• [AUSGEWÄHLTER TEXTAUSZUG]:
:::
II. Das Konzept der Beschäftigungsgesellschaften
1. Zur Entstehung von Beschäftigungsgesellschaften in Westdeutschland Beschäftigungsgesellschaften sind entstanden als Reaktion auf Arbeitsmarktkrisen der frühen achtziger Jahre, insbesondere in der Bundesrepublik, aber auch z. B. in Frankreich oder Schweden Sie sollten die personenbezogenen Arbeitsmarkt-instrumente (z. B. Lohnersatzleistungen, einzel-fallbezogene Maßnahmen zur Arbeitsbeschaffung, zur Fortbildung und Umschulung oder vorgezogene Pensionierung) ergänzen. Die Gewerkschaften sahen in ihnen eine qualitative Weiterentwicklung von Sozialplänen, um Massenentlassungen nicht nur finanziell, sondern auch sozialpolitisch abzufedem. Diese Auffanggesellschaften für von Arbeitslosigkeit bedrohte Arbeitnehmerinnen sollten den Verlust von Arbeitsplatz und Arbeitsrolle zumindest hinausschieben und die Betroffenen für neue Dauerbeschäftigungen auf dem „ersten Arbeitsmarkt“ qualifizieren. Ein weiteres Anliegen war es, die Gesellschaften in die regionale Strukturpolitik einzubinden. Sie sollten dazu beitragen, in den von Strukturumbrüchen betroffenen Regionen (z. B. Ruhrgebiet, Weser-Ems-Land, Saarland) die technische, ökonomische und auch soziale Infrastruktur zu verbessern. Ehrgeiziges Ziel dieser aktiven Arbeitsmarkt-und Beschäftigungspolitik war die Schaffung neuer Arbeitsplätze in Zukunftsbranchen.
:::
• [ANGEZEIGTE ZEILEN]:
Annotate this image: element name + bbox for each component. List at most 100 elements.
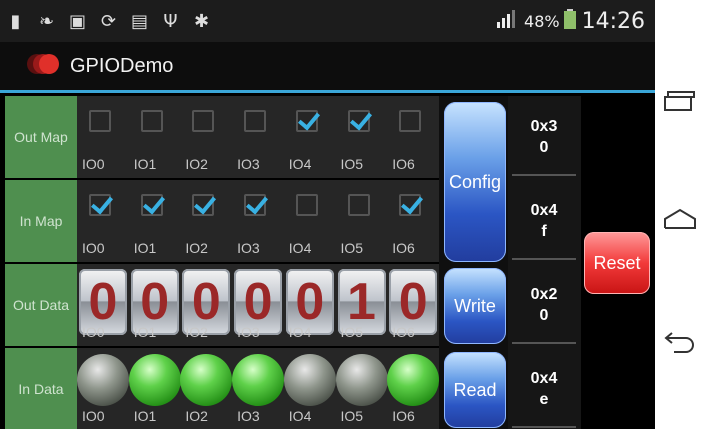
io-label: IO3 — [237, 324, 260, 340]
io-checkbox[interactable] — [89, 194, 111, 216]
sync-icon: ⟳ — [100, 10, 117, 32]
io-label: IO0 — [82, 408, 105, 424]
io-checkbox[interactable] — [192, 110, 215, 132]
io-label: IO1 — [133, 324, 157, 340]
action-bar: GPIODemo — [0, 42, 655, 90]
io-cell: IO3 — [232, 96, 284, 178]
io-cell: 0 IO2 — [180, 264, 232, 346]
io-checkbox[interactable] — [347, 110, 370, 132]
in-data-led — [283, 354, 336, 406]
io-checkbox[interactable] — [244, 110, 267, 132]
io-label: IO4 — [288, 156, 312, 172]
app-title: GPIODemo — [70, 54, 174, 77]
button-strip: Config Write Read — [439, 96, 508, 429]
image-icon: ▣ — [68, 10, 86, 32]
io-checkbox[interactable] — [295, 110, 318, 132]
io-cell: IO0 — [77, 348, 129, 429]
battery-icon — [563, 9, 576, 33]
io-checkbox[interactable] — [192, 194, 215, 216]
row-label: In Data — [5, 348, 77, 429]
battery-percent: 48% — [524, 11, 560, 31]
leaf-icon: ❧ — [38, 10, 55, 32]
io-checkbox[interactable] — [399, 194, 422, 216]
action-bar-divider — [0, 90, 655, 93]
recent-apps-icon[interactable] — [663, 86, 697, 116]
io-cell: IO1 — [128, 348, 181, 429]
in-map-hex: 0x4 f — [512, 182, 576, 260]
io-checkbox[interactable] — [399, 110, 422, 132]
out-map-hex: 0x3 0 — [512, 98, 576, 176]
io-label: IO2 — [185, 408, 208, 424]
io-label: IO6 — [392, 408, 415, 424]
io-label: IO6 — [392, 156, 415, 172]
io-checkbox[interactable] — [89, 110, 111, 132]
usb-debug-icon: Ψ — [163, 10, 178, 32]
io-cell: IO0 — [77, 180, 129, 262]
app-icon[interactable] — [26, 51, 60, 81]
io-cells: IO0 IO1 IO2 IO3 IO4 IO5 IO6 — [77, 96, 439, 178]
reset-button[interactable]: Reset — [584, 232, 650, 294]
row-out-data: Out Data 0 IO0 0 IO1 0 IO2 0 IO3 0 IO4 1 IO5 0 IO6 — [5, 264, 439, 346]
in-data-led — [232, 354, 285, 406]
io-checkbox[interactable] — [347, 194, 370, 216]
row-label: In Map — [5, 180, 77, 262]
in-data-led — [180, 354, 233, 406]
in-data-hex: 0x4 e — [512, 350, 576, 428]
io-label: IO5 — [340, 156, 364, 172]
io-label: IO3 — [237, 240, 260, 256]
app-screen: ▮ ❧ ▣ ⟳ ▤ Ψ ✱ 48% 14:26 GPIODemo Out Map… — [0, 0, 655, 429]
row-out-map: Out Map IO0 IO1 IO2 IO3 IO4 IO5 IO6 — [5, 96, 439, 178]
status-bar: ▮ ❧ ▣ ⟳ ▤ Ψ ✱ 48% 14:26 — [0, 0, 655, 42]
io-label: IO0 — [82, 324, 105, 340]
io-cell: 1 IO5 — [336, 264, 388, 346]
io-label: IO3 — [237, 156, 260, 172]
io-label: IO1 — [133, 240, 157, 256]
row-label: Out Map — [5, 96, 77, 178]
io-label: IO2 — [185, 324, 208, 340]
read-button[interactable]: Read — [444, 352, 506, 428]
io-cell: IO0 — [77, 96, 129, 178]
io-cells: IO0 IO1 IO2 IO3 IO4 IO5 IO6 — [77, 180, 439, 262]
io-label: IO6 — [392, 240, 415, 256]
signal-icon — [496, 10, 518, 32]
home-icon[interactable] — [663, 204, 697, 234]
io-cells: 0 IO0 0 IO1 0 IO2 0 IO3 0 IO4 1 IO5 0 IO6 — [77, 264, 439, 346]
io-label: IO1 — [133, 408, 157, 424]
android-icon: ✱ — [193, 10, 210, 32]
in-data-led — [128, 354, 181, 406]
in-data-led — [335, 354, 388, 406]
io-checkbox[interactable] — [295, 194, 318, 216]
io-checkbox[interactable] — [244, 194, 267, 216]
io-label: IO5 — [340, 324, 364, 340]
io-cell: IO4 — [284, 180, 336, 262]
out-data-hex: 0x2 0 — [512, 266, 576, 344]
row-in-data: In Data IO0 IO1 IO2 IO3 IO4 IO5 IO6 — [5, 348, 440, 429]
io-label: IO4 — [288, 324, 312, 340]
io-label: IO0 — [82, 240, 105, 256]
io-label: IO0 — [82, 156, 105, 172]
io-cell: IO2 — [180, 180, 232, 262]
io-cell: IO1 — [129, 180, 181, 262]
io-label: IO2 — [185, 156, 208, 172]
in-data-led — [387, 354, 440, 406]
io-cell: IO3 — [232, 348, 285, 429]
hex-column: 0x3 0 0x4 f 0x2 0 0x4 e — [508, 96, 581, 429]
row-label: Out Data — [5, 264, 77, 346]
clock: 14:26 — [581, 8, 645, 34]
io-label: IO5 — [340, 408, 364, 424]
io-checkbox[interactable] — [140, 110, 163, 132]
write-button[interactable]: Write — [444, 268, 506, 344]
back-icon[interactable] — [663, 326, 697, 356]
io-cell: IO2 — [180, 348, 233, 429]
io-label: IO3 — [237, 408, 260, 424]
config-button[interactable]: Config — [444, 102, 506, 262]
io-cell: IO4 — [284, 96, 336, 178]
io-label: IO2 — [185, 240, 208, 256]
io-cell: 0 IO0 — [77, 264, 129, 346]
io-cell: IO6 — [387, 180, 439, 262]
io-cell: IO6 — [387, 348, 440, 429]
in-data-led — [77, 354, 129, 406]
io-checkbox[interactable] — [140, 194, 163, 216]
io-label: IO5 — [340, 240, 364, 256]
io-label: IO6 — [392, 324, 415, 340]
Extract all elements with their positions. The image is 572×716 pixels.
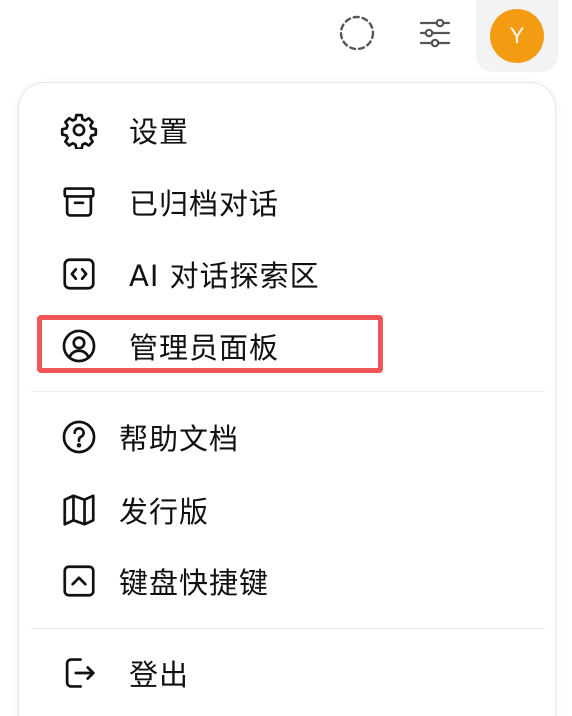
menu-item-label: 设置 [129,115,190,149]
menu-item-releases[interactable]: 发行版 [19,480,555,540]
menu-item-settings[interactable]: 设置 [19,100,555,160]
menu-item-playground[interactable]: AI 对话探索区 [19,244,555,304]
top-bar: Y [0,0,572,72]
menu-divider [31,391,545,392]
archive-box-icon [59,182,99,222]
menu-item-archived-chats[interactable]: 已归档对话 [19,172,555,232]
menu-item-sign-out[interactable]: 登出 [19,643,555,703]
menu-item-label: 管理员面板 [129,331,280,365]
menu-divider [31,628,545,629]
code-bracket-icon [59,254,99,294]
avatar: Y [490,9,544,63]
menu-item-label: 已归档对话 [129,187,280,221]
user-dropdown-menu: 设置 已归档对话 AI 对话探索区 管理员面板 帮助文档 发行版 键盘快捷键 登… [18,82,556,716]
temporary-chat-button[interactable] [332,8,382,58]
sliders-icon [415,13,455,53]
gear-icon [59,110,99,150]
menu-item-keyboard-shortcuts[interactable]: 键盘快捷键 [19,551,555,611]
user-menu-button[interactable]: Y [476,0,558,72]
menu-item-label: 键盘快捷键 [119,566,270,600]
menu-item-label: 发行版 [119,495,210,529]
page: Y 设置 已归档对话 AI 对话探索区 管理员面板 帮助文档 发行版 键盘快捷键… [0,0,572,716]
menu-item-admin-panel[interactable]: 管理员面板 [19,316,555,376]
menu-item-label: AI 对话探索区 [129,259,320,293]
avatar-letter: Y [509,23,525,48]
user-circle-icon [59,326,99,366]
sign-out-icon [59,653,99,693]
question-circle-icon [59,417,99,457]
menu-item-label: 帮助文档 [119,422,240,456]
controls-button[interactable] [410,8,460,58]
keyboard-up-icon [59,561,99,601]
menu-item-help-docs[interactable]: 帮助文档 [19,407,555,467]
dashed-circle-icon [337,13,377,53]
map-icon [59,490,99,530]
menu-item-label: 登出 [129,658,190,692]
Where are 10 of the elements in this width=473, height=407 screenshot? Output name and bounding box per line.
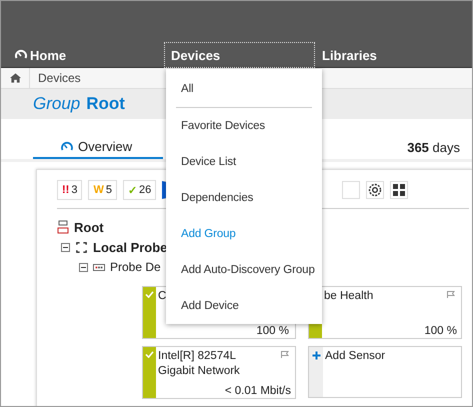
:::
• [AUFGABEN ZUR ÜBUNG]:
A. Nenne alle Regionen, die der Textauszug über Beschäftigungsgesellschaften als Beispiele für von Strukturumbrüchen betroffene Gebiete aufführt.
B. Gib aus den Zeilen oben einen Abschnitt wortgetreu wieder: Beginne bei der Zeile mit „menu-item-label: 设置 [129,115,190,149]" und höre nach der Zeile mit „controls-button[interactable] [410,8,460,58]" auf.
Textauszug und Zeilen sind voneinander unabhängiges Material.

• [ERWARTETE ERGEBNISSE]:
A. Ruhrgebiet, Weser-Ems-Land, Saarland

B.
menu-item-label: 设置 [129,115,190,149]
menu-item-releases[interactable]: 发行版 [19,480,555,540]
menu-item-settings[interactable]: 设置 [19,100,555,160]
menu-item-playground[interactable]: AI 对话探索区 [19,244,555,304]
top-bar: Y [0,0,572,72]
menu-divider [31,391,545,392]
archive-box-icon [59,182,99,222]
menu-item-archived-chats[interactable]: 已归档对话 [19,172,555,232]
menu-item-sign-out[interactable]: 登出 [19,643,555,703]
menu-item-label: 管理员面板 [129,331,280,365]
menu-divider [31,628,545,629]
code-bracket-icon [59,254,99,294]
avatar: Y [490,9,544,63]
menu-item-label: 已归档对话 [129,187,280,221]
user-dropdown-menu: 设置 已归档对话 AI 对话探索区 管理员面板 帮助文档 发行版 键盘快捷键 登… [18,82,556,716]
temporary-chat-button[interactable] [332,8,382,58]
sliders-icon [415,13,455,53]
gear-icon [59,110,99,150]
menu-item-keyboard-shortcuts[interactable]: 键盘快捷键 [19,551,555,611]
user-menu-button[interactable]: Y [476,0,558,72]
menu-item-label: 键盘快捷键 [119,566,270,600]
menu-item-label: 发行版 [119,495,210,529]
page: Y 设置 已归档对话 AI 对话探索区 管理员面板 帮助文档 发行版 键盘快捷键… [0,0,572,716]
menu-item-admin-panel[interactable]: 管理员面板 [19,316,555,376]
menu-item-label: AI 对话探索区 [129,259,320,293]
avatar-letter: Y [509,23,525,48]
user-circle-icon [59,326,99,366]
sign-out-icon [59,653,99,693]
question-circle-icon [59,417,99,457]
menu-item-label: 帮助文档 [119,422,240,456]
controls-button[interactable] [410,8,460,58]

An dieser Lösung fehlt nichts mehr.